» Exercise details
Rewrite every line of the data below as a numbered list, dropping any blank lines.

» Items
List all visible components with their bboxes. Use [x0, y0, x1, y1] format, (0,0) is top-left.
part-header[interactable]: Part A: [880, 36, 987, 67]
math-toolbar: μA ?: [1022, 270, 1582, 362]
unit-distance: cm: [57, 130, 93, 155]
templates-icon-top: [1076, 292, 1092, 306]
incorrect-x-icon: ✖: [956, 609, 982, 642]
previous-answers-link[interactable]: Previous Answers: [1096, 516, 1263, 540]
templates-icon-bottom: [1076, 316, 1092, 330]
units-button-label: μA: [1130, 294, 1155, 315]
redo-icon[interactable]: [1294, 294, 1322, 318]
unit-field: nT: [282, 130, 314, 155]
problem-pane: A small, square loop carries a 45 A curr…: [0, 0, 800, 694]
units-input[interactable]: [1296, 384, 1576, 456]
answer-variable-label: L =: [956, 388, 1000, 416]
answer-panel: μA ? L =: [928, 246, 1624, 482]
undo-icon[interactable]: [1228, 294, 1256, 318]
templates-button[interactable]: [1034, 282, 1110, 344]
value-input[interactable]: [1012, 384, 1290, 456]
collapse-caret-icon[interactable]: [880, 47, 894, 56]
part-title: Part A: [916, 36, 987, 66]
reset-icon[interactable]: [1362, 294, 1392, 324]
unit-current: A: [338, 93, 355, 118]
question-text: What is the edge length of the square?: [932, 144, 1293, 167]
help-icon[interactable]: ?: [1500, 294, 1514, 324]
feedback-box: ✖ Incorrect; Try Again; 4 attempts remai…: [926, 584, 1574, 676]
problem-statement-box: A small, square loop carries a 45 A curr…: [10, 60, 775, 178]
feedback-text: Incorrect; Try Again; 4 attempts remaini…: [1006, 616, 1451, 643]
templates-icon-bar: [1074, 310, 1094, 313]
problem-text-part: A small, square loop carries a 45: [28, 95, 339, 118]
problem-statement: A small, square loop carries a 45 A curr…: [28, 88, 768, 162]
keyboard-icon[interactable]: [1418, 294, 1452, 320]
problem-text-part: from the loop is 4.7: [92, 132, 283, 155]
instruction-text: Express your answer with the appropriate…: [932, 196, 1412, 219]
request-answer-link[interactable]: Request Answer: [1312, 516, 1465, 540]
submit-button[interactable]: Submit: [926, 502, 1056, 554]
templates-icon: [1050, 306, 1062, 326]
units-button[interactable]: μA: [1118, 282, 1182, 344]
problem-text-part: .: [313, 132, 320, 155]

» Task result
1. List all visible components with their bboxes. Use [x0, y0, x1, y1] format, (0,0) is top-left.
2. part-header[interactable]: Part A: [880, 36, 987, 67]
3. math-toolbar: μA ?: [1022, 270, 1582, 362]
4. unit-distance: cm: [57, 130, 93, 155]
5. templates-icon-top: [1076, 292, 1092, 306]
6. incorrect-x-icon: ✖: [956, 609, 982, 642]
7. previous-answers-link[interactable]: Previous Answers: [1096, 516, 1263, 540]
8. templates-icon-bottom: [1076, 316, 1092, 330]
9. units-button-label: μA: [1130, 294, 1155, 315]
10. redo-icon[interactable]: [1294, 294, 1322, 318]
11. unit-field: nT: [282, 130, 314, 155]
12. problem-pane: A small, square loop carries a 45 A curr…: [0, 0, 800, 694]
13. units-input[interactable]: [1296, 384, 1576, 456]
14. answer-variable-label: L =: [956, 388, 1000, 416]
15. answer-panel: μA ? L =: [928, 246, 1624, 482]
16. undo-icon[interactable]: [1228, 294, 1256, 318]
17. templates-button[interactable]: [1034, 282, 1110, 344]
18. value-input[interactable]: [1012, 384, 1290, 456]
19. collapse-caret-icon[interactable]: [880, 47, 894, 56]
20. part-title: Part A: [916, 36, 987, 66]
21. reset-icon[interactable]: [1362, 294, 1392, 324]
22. unit-current: A: [338, 93, 355, 118]
23. question-text: What is the edge length of the square?: [932, 144, 1293, 167]
24. help-icon[interactable]: ?: [1500, 294, 1514, 324]
25. feedback-box: ✖ Incorrect; Try Again; 4 attempts remai…: [926, 584, 1574, 676]
26. problem-statement-box: A small, square loop carries a 45 A curr…: [10, 60, 775, 178]
27. feedback-text: Incorrect; Try Again; 4 attempts remaini…: [1006, 616, 1451, 643]
28. templates-icon-bar: [1074, 310, 1094, 313]
29. problem-text-part: A small, square loop carries a 45: [28, 95, 339, 118]
30. problem-statement: A small, square loop carries a 45 A curr…: [28, 88, 768, 162]
31. keyboard-icon[interactable]: [1418, 294, 1452, 320]
32. problem-text-part: from the loop is 4.7: [92, 132, 283, 155]
33. instruction-text: Express your answer with the appropriate…: [932, 196, 1412, 219]
34. request-answer-link[interactable]: Request Answer: [1312, 516, 1465, 540]
35. submit-button[interactable]: Submit: [926, 502, 1056, 554]
36. templates-icon: [1050, 306, 1062, 326]
37. units-button[interactable]: μA: [1118, 282, 1182, 344]
38. problem-text-part: .: [313, 132, 320, 155]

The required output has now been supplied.